_Instructions to follow_
Retype the complete listing exactly as it appears.

_Data listing_

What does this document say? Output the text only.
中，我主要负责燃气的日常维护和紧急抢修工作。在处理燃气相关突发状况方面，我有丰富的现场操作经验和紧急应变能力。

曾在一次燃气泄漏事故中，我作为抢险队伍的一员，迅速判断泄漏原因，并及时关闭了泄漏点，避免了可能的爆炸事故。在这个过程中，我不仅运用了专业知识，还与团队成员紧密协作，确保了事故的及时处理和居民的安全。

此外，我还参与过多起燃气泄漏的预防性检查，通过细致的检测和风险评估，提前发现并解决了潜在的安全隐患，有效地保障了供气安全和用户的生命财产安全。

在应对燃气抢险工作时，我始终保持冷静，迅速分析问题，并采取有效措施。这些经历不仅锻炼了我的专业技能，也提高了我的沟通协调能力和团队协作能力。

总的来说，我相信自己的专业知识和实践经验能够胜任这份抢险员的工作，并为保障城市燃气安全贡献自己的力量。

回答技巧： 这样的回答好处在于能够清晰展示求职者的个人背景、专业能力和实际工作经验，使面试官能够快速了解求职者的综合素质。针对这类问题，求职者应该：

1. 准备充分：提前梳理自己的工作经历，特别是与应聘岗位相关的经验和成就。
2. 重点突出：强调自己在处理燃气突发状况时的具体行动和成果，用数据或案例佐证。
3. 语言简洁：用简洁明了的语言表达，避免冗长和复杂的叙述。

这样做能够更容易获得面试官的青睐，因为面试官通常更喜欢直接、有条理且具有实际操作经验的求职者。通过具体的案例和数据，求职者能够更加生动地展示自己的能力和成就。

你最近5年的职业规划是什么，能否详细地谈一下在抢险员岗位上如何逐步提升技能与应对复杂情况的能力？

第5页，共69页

_Result of this exercise_
What does this document say? Output the text only.
中，我主要负责燃气的日常维护和紧急抢修工作。在处理燃气相关突发状况方面，我有丰富的现场操作经验和紧急应变能力。

曾在一次燃气泄漏事故中，我作为抢险队伍的一员，迅速判断泄漏原因，并及时关闭了泄漏点，避免了可能的爆炸事故。在这个过程中，我不仅运用了专业知识，还与团队成员紧密协作，确保了事故的及时处理和居民的安全。

此外，我还参与过多起燃气泄漏的预防性检查，通过细致的检测和风险评估，提前发现并解决了潜在的安全隐患，有效地保障了供气安全和用户的生命财产安全。

在应对燃气抢险工作时，我始终保持冷静，迅速分析问题，并采取有效措施。这些经历不仅锻炼了我的专业技能，也提高了我的沟通协调能力和团队协作能力。

总的来说，我相信自己的专业知识和实践经验能够胜任这份抢险员的工作，并为保障城市燃气安全贡献自己的力量。

回答技巧： 这样的回答好处在于能够清晰展示求职者的个人背景、专业能力和实际工作经验，使面试官能够快速了解求职者的综合素质。针对这类问题，求职者应该：

1. 准备充分：提前梳理自己的工作经历，特别是与应聘岗位相关的经验和成就。
2. 重点突出：强调自己在处理燃气突发状况时的具体行动和成果，用数据或案例佐证。
3. 语言简洁：用简洁明了的语言表达，避免冗长和复杂的叙述。

这样做能够更容易获得面试官的青睐，因为面试官通常更喜欢直接、有条理且具有实际操作经验的求职者。通过具体的案例和数据，求职者能够更加生动地展示自己的能力和成就。

你最近5年的职业规划是什么，能否详细地谈一下在抢险员岗位上如何逐步提升技能与应对复杂情况的能力？

第5页，共69页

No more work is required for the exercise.